§ INSTRUCTIONS FOR THE TASK: Every entry below must appear again, exactly as written.

--- EXTRACTED DATA ---

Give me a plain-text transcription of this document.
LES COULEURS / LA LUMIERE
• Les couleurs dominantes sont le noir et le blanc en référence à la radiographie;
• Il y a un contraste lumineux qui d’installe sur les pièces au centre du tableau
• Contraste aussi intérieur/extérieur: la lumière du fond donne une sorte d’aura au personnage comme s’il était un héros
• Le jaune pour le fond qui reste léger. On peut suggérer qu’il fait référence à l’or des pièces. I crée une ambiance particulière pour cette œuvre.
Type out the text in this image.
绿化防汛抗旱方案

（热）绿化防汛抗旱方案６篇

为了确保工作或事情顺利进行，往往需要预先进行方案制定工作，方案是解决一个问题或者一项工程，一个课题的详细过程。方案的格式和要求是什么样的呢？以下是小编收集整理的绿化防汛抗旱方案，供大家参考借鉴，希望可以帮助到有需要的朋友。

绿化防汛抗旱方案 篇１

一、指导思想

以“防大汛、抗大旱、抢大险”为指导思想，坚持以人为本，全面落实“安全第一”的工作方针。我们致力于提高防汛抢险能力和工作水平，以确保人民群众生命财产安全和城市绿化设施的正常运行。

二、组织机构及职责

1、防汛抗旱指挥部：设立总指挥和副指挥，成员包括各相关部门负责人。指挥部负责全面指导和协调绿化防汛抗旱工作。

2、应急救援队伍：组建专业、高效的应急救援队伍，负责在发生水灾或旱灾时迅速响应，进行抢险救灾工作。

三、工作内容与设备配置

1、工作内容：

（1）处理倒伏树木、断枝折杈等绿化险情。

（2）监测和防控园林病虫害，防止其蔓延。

---

§ REPLY:
Give me a plain-text transcription of this document.
LES COULEURS / LA LUMIERE
• Les couleurs dominantes sont le noir et le blanc en référence à la radiographie;
• Il y a un contraste lumineux qui d’installe sur les pièces au centre du tableau
• Contraste aussi intérieur/extérieur: la lumière du fond donne une sorte d’aura au personnage comme s’il était un héros
• Le jaune pour le fond qui reste léger. On peut suggérer qu’il fait référence à l’or des pièces. I crée une ambiance particulière pour cette œuvre.
Type out the text in this image.
绿化防汛抗旱方案

（热）绿化防汛抗旱方案６篇

为了确保工作或事情顺利进行，往往需要预先进行方案制定工作，方案是解决一个问题或者一项工程，一个课题的详细过程。方案的格式和要求是什么样的呢？以下是小编收集整理的绿化防汛抗旱方案，供大家参考借鉴，希望可以帮助到有需要的朋友。

绿化防汛抗旱方案 篇１

一、指导思想

以“防大汛、抗大旱、抢大险”为指导思想，坚持以人为本，全面落实“安全第一”的工作方针。我们致力于提高防汛抢险能力和工作水平，以确保人民群众生命财产安全和城市绿化设施的正常运行。

二、组织机构及职责

1、防汛抗旱指挥部：设立总指挥和副指挥，成员包括各相关部门负责人。指挥部负责全面指导和协调绿化防汛抗旱工作。

2、应急救援队伍：组建专业、高效的应急救援队伍，负责在发生水灾或旱灾时迅速响应，进行抢险救灾工作。

三、工作内容与设备配置

1、工作内容：

（1）处理倒伏树木、断枝折杈等绿化险情。

（2）监测和防控园林病虫害，防止其蔓延。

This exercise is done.